What you are asked to do:
In this exercise, reproduce all the entries that follow exactly.

-*-*-

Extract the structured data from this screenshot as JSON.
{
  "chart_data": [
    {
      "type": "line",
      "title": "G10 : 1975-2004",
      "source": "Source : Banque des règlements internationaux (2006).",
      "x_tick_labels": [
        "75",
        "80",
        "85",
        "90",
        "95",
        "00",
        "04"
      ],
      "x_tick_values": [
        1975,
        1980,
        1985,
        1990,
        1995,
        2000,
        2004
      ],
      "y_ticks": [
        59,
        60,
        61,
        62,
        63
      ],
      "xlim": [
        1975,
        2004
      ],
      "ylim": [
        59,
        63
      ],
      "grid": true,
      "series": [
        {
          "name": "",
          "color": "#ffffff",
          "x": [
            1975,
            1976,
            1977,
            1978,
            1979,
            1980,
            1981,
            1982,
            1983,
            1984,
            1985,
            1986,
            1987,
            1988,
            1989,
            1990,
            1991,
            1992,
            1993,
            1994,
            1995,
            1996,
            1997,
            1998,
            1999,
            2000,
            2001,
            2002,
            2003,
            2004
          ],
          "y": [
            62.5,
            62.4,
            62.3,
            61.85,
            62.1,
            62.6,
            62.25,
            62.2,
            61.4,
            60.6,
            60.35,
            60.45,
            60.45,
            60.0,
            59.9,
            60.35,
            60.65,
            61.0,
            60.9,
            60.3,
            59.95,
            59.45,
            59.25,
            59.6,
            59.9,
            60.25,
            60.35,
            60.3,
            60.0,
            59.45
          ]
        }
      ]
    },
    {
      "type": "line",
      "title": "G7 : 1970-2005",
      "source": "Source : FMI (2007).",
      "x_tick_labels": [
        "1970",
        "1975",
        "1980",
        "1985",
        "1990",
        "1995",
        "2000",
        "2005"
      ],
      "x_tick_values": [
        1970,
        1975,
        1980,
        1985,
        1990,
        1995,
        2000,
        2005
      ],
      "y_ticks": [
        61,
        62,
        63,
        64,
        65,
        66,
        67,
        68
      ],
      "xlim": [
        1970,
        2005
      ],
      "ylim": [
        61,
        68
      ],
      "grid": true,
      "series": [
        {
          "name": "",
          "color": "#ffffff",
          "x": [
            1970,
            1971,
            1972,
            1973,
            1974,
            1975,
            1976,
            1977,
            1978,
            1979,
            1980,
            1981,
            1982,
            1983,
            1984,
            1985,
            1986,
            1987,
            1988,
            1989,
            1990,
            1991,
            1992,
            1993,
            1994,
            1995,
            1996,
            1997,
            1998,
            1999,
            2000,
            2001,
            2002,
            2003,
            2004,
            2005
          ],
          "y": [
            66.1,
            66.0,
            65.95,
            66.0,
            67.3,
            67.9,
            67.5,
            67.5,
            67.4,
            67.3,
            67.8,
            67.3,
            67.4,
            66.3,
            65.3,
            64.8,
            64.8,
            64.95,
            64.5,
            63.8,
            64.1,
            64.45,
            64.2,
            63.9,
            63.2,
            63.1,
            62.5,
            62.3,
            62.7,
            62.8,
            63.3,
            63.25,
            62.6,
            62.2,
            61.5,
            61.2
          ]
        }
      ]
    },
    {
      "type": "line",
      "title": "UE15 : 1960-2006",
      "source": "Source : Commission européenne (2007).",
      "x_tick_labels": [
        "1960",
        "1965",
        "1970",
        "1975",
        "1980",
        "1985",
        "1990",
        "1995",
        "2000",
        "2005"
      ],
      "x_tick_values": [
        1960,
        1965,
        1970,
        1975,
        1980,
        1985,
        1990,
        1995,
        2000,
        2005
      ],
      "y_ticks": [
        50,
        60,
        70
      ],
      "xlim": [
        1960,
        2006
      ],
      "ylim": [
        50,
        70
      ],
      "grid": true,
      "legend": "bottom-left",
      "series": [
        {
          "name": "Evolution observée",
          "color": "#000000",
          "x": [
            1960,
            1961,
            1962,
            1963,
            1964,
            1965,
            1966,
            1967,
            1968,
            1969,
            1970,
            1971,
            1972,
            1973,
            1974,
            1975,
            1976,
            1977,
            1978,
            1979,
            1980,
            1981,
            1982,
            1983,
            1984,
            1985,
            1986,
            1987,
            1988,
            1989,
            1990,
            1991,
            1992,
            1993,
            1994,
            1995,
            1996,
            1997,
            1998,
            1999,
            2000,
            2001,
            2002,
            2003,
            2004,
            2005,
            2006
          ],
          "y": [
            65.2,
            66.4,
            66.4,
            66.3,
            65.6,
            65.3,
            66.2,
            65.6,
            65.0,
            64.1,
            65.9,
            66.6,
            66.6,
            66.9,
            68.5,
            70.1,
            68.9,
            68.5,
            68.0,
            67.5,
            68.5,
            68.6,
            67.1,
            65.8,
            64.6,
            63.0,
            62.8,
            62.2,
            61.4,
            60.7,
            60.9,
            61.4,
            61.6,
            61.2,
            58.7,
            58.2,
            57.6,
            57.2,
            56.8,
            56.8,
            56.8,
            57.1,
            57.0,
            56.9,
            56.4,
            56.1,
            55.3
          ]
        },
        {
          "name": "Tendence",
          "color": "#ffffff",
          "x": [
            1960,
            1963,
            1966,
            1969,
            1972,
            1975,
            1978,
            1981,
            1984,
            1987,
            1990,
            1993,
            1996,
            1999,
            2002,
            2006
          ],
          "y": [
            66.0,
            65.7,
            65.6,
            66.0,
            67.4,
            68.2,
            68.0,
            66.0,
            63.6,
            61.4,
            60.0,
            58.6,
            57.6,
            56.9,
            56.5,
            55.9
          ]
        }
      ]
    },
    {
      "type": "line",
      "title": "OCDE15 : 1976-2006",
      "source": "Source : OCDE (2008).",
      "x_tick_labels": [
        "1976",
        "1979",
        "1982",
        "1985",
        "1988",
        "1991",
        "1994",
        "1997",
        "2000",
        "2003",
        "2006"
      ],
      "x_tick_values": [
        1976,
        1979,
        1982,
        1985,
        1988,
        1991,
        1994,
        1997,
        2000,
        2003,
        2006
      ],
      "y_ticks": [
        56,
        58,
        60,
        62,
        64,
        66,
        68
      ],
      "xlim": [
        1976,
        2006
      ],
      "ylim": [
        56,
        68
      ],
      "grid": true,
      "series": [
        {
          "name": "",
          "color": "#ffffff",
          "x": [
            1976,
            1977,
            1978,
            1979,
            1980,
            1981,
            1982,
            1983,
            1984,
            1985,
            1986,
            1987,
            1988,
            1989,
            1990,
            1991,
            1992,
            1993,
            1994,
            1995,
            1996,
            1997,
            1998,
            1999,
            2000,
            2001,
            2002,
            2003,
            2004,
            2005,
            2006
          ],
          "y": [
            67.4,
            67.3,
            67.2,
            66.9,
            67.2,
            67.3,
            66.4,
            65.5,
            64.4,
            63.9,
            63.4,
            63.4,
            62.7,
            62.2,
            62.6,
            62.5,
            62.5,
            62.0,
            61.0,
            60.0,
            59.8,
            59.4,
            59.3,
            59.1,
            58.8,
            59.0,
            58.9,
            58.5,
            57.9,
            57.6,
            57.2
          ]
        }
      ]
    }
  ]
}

-*-*-

Written solution:
Extract the structured data from this screenshot as JSON.
{
  "chart_data": [
    {
      "type": "line",
      "title": "G10 : 1975-2004",
      "source": "Source : Banque des règlements internationaux (2006).",
      "x_tick_labels": [
        "75",
        "80",
        "85",
        "90",
        "95",
        "00",
        "04"
      ],
      "x_tick_values": [
        1975,
        1980,
        1985,
        1990,
        1995,
        2000,
        2004
      ],
      "y_ticks": [
        59,
        60,
        61,
        62,
        63
      ],
      "xlim": [
        1975,
        2004
      ],
      "ylim": [
        59,
        63
      ],
      "grid": true,
      "series": [
        {
          "name": "",
          "color": "#ffffff",
          "x": [
            1975,
            1976,
            1977,
            1978,
            1979,
            1980,
            1981,
            1982,
            1983,
            1984,
            1985,
            1986,
            1987,
            1988,
            1989,
            1990,
            1991,
            1992,
            1993,
            1994,
            1995,
            1996,
            1997,
            1998,
            1999,
            2000,
            2001,
            2002,
            2003,
            2004
          ],
          "y": [
            62.5,
            62.4,
            62.3,
            61.85,
            62.1,
            62.6,
            62.25,
            62.2,
            61.4,
            60.6,
            60.35,
            60.45,
            60.45,
            60.0,
            59.9,
            60.35,
            60.65,
            61.0,
            60.9,
            60.3,
            59.95,
            59.45,
            59.25,
            59.6,
            59.9,
            60.25,
            60.35,
            60.3,
            60.0,
            59.45
          ]
        }
      ]
    },
    {
      "type": "line",
      "title": "G7 : 1970-2005",
      "source": "Source : FMI (2007).",
      "x_tick_labels": [
        "1970",
        "1975",
        "1980",
        "1985",
        "1990",
        "1995",
        "2000",
        "2005"
      ],
      "x_tick_values": [
        1970,
        1975,
        1980,
        1985,
        1990,
        1995,
        2000,
        2005
      ],
      "y_ticks": [
        61,
        62,
        63,
        64,
        65,
        66,
        67,
        68
      ],
      "xlim": [
        1970,
        2005
      ],
      "ylim": [
        61,
        68
      ],
      "grid": true,
      "series": [
        {
          "name": "",
          "color": "#ffffff",
          "x": [
            1970,
            1971,
            1972,
            1973,
            1974,
            1975,
            1976,
            1977,
            1978,
            1979,
            1980,
            1981,
            1982,
            1983,
            1984,
            1985,
            1986,
            1987,
            1988,
            1989,
            1990,
            1991,
            1992,
            1993,
            1994,
            1995,
            1996,
            1997,
            1998,
            1999,
            2000,
            2001,
            2002,
            2003,
            2004,
            2005
          ],
          "y": [
            66.1,
            66.0,
            65.95,
            66.0,
            67.3,
            67.9,
            67.5,
            67.5,
            67.4,
            67.3,
            67.8,
            67.3,
            67.4,
            66.3,
            65.3,
            64.8,
            64.8,
            64.95,
            64.5,
            63.8,
            64.1,
            64.45,
            64.2,
            63.9,
            63.2,
            63.1,
            62.5,
            62.3,
            62.7,
            62.8,
            63.3,
            63.25,
            62.6,
            62.2,
            61.5,
            61.2
          ]
        }
      ]
    },
    {
      "type": "line",
      "title": "UE15 : 1960-2006",
      "source": "Source : Commission européenne (2007).",
      "x_tick_labels": [
        "1960",
        "1965",
        "1970",
        "1975",
        "1980",
        "1985",
        "1990",
        "1995",
        "2000",
        "2005"
      ],
      "x_tick_values": [
        1960,
        1965,
        1970,
        1975,
        1980,
        1985,
        1990,
        1995,
        2000,
        2005
      ],
      "y_ticks": [
        50,
        60,
        70
      ],
      "xlim": [
        1960,
        2006
      ],
      "ylim": [
        50,
        70
      ],
      "grid": true,
      "legend": "bottom-left",
      "series": [
        {
          "name": "Evolution observée",
          "color": "#000000",
          "x": [
            1960,
            1961,
            1962,
            1963,
            1964,
            1965,
            1966,
            1967,
            1968,
            1969,
            1970,
            1971,
            1972,
            1973,
            1974,
            1975,
            1976,
            1977,
            1978,
            1979,
            1980,
            1981,
            1982,
            1983,
            1984,
            1985,
            1986,
            1987,
            1988,
            1989,
            1990,
            1991,
            1992,
            1993,
            1994,
            1995,
            1996,
            1997,
            1998,
            1999,
            2000,
            2001,
            2002,
            2003,
            2004,
            2005,
            2006
          ],
          "y": [
            65.2,
            66.4,
            66.4,
            66.3,
            65.6,
            65.3,
            66.2,
            65.6,
            65.0,
            64.1,
            65.9,
            66.6,
            66.6,
            66.9,
            68.5,
            70.1,
            68.9,
            68.5,
            68.0,
            67.5,
            68.5,
            68.6,
            67.1,
            65.8,
            64.6,
            63.0,
            62.8,
            62.2,
            61.4,
            60.7,
            60.9,
            61.4,
            61.6,
            61.2,
            58.7,
            58.2,
            57.6,
            57.2,
            56.8,
            56.8,
            56.8,
            57.1,
            57.0,
            56.9,
            56.4,
            56.1,
            55.3
          ]
        },
        {
          "name": "Tendence",
          "color": "#ffffff",
          "x": [
            1960,
            1963,
            1966,
            1969,
            1972,
            1975,
            1978,
            1981,
            1984,
            1987,
            1990,
            1993,
            1996,
            1999,
            2002,
            2006
          ],
          "y": [
            66.0,
            65.7,
            65.6,
            66.0,
            67.4,
            68.2,
            68.0,
            66.0,
            63.6,
            61.4,
            60.0,
            58.6,
            57.6,
            56.9,
            56.5,
            55.9
          ]
        }
      ]
    },
    {
      "type": "line",
      "title": "OCDE15 : 1976-2006",
      "source": "Source : OCDE (2008).",
      "x_tick_labels": [
        "1976",
        "1979",
        "1982",
        "1985",
        "1988",
        "1991",
        "1994",
        "1997",
        "2000",
        "2003",
        "2006"
      ],
      "x_tick_values": [
        1976,
        1979,
        1982,
        1985,
        1988,
        1991,
        1994,
        1997,
        2000,
        2003,
        2006
      ],
      "y_ticks": [
        56,
        58,
        60,
        62,
        64,
        66,
        68
      ],
      "xlim": [
        1976,
        2006
      ],
      "ylim": [
        56,
        68
      ],
      "grid": true,
      "series": [
        {
          "name": "",
          "color": "#ffffff",
          "x": [
            1976,
            1977,
            1978,
            1979,
            1980,
            1981,
            1982,
            1983,
            1984,
            1985,
            1986,
            1987,
            1988,
            1989,
            1990,
            1991,
            1992,
            1993,
            1994,
            1995,
            1996,
            1997,
            1998,
            1999,
            2000,
            2001,
            2002,
            2003,
            2004,
            2005,
            2006
          ],
          "y": [
            67.4,
            67.3,
            67.2,
            66.9,
            67.2,
            67.3,
            66.4,
            65.5,
            64.4,
            63.9,
            63.4,
            63.4,
            62.7,
            62.2,
            62.6,
            62.5,
            62.5,
            62.0,
            61.0,
            60.0,
            59.8,
            59.4,
            59.3,
            59.1,
            58.8,
            59.0,
            58.9,
            58.5,
            57.9,
            57.6,
            57.2
          ]
        }
      ]
    }
  ]
}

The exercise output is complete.